OBJECTIVE:
Write each record again exactly as it stands.

------------------------

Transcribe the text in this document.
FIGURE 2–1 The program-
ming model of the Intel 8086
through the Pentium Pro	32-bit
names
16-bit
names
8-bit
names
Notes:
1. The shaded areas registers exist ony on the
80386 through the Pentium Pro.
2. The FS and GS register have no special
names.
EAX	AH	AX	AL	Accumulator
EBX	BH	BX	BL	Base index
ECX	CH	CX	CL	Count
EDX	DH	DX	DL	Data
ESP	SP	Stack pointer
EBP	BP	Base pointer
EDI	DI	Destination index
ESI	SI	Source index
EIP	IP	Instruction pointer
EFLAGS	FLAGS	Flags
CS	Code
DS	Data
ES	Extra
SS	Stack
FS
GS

------------------------

SOLUTION TO THIS EXERCISE:
Transcribe the text in this document.
FIGURE 2–1 The program-
ming model of the Intel 8086
through the Pentium Pro	32-bit
names
16-bit
names
8-bit
names
Notes:
1. The shaded areas registers exist ony on the
80386 through the Pentium Pro.
2. The FS and GS register have no special
names.
EAX	AH	AX	AL	Accumulator
EBX	BH	BX	BL	Base index
ECX	CH	CX	CL	Count
EDX	DH	DX	DL	Data
ESP	SP	Stack pointer
EBP	BP	Base pointer
EDI	DI	Destination index
ESI	SI	Source index
EIP	IP	Instruction pointer
EFLAGS	FLAGS	Flags
CS	Code
DS	Data
ES	Extra
SS	Stack
FS
GS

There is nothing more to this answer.